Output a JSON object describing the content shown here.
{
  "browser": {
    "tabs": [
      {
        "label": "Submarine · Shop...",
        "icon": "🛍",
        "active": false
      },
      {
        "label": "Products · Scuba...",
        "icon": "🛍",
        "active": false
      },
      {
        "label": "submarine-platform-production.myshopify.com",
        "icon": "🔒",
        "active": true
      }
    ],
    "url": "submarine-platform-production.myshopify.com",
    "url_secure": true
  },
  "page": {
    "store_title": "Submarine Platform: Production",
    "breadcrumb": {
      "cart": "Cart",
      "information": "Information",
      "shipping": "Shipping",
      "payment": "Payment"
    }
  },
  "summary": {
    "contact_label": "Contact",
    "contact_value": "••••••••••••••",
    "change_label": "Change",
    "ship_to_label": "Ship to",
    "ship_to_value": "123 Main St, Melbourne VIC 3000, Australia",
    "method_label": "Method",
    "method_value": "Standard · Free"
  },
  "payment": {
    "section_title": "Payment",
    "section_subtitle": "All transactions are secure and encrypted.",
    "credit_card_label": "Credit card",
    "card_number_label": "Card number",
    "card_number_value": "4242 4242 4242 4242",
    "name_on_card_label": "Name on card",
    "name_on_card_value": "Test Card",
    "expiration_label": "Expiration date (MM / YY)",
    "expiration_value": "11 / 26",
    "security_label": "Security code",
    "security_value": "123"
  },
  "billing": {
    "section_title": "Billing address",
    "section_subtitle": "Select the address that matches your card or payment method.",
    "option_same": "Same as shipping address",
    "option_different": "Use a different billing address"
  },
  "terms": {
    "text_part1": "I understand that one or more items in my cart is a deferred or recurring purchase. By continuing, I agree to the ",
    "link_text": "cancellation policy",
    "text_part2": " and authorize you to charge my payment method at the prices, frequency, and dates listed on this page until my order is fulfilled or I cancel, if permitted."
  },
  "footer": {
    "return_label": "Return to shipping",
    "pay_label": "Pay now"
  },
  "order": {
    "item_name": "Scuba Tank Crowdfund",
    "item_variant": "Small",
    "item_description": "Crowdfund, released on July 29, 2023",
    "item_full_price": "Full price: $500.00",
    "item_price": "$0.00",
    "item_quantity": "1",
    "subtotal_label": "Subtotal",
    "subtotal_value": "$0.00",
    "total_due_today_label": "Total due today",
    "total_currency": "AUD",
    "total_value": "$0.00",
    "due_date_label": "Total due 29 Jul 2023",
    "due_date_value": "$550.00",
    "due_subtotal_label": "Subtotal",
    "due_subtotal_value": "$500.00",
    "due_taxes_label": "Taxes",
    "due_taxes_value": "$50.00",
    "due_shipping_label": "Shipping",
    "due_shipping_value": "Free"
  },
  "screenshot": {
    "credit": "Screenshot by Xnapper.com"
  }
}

Brief => Select the lines that carry the string "Scuba" and copy them.

Solution to this exercise =>
        "label": "Products · Scuba...",
    "item_name": "Scuba Tank Crowdfund",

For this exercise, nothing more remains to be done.